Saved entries
-- Start --

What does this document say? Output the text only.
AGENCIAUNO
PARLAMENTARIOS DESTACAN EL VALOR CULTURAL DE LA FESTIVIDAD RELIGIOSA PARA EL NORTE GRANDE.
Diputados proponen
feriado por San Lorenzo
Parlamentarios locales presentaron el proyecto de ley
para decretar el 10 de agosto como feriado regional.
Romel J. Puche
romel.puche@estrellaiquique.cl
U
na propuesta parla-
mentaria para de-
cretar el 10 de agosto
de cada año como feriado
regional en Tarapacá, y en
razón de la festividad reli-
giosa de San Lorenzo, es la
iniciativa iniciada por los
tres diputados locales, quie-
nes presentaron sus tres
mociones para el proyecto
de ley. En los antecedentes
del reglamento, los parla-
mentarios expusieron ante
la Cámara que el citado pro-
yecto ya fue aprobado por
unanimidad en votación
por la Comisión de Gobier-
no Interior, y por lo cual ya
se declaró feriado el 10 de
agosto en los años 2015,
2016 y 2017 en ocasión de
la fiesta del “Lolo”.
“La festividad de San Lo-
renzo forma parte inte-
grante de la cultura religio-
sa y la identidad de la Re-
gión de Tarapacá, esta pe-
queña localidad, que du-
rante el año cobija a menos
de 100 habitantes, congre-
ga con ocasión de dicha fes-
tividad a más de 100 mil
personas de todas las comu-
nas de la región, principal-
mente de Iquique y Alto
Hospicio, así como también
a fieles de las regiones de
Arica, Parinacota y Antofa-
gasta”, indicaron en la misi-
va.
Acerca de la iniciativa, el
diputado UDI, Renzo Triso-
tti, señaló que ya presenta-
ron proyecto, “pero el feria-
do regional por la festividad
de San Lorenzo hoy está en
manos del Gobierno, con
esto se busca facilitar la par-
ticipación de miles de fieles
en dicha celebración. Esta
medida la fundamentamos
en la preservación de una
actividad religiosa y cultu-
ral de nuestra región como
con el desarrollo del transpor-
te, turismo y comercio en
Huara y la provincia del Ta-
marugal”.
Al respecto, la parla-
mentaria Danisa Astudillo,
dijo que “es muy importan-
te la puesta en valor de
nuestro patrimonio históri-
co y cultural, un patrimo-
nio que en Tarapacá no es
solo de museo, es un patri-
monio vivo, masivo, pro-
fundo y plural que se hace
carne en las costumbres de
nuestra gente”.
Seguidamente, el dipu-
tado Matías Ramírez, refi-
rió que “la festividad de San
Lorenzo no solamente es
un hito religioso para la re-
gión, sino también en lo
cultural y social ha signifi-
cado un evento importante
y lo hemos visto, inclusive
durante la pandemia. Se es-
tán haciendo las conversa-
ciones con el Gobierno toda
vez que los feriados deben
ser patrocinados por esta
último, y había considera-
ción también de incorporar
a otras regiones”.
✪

-- End --

▸ Work to be completed:
Identify the lines that hold the word "Gobierno". Copy every one of them.

▸ Output:
manos del Gobierno, con
ciones con el Gobierno toda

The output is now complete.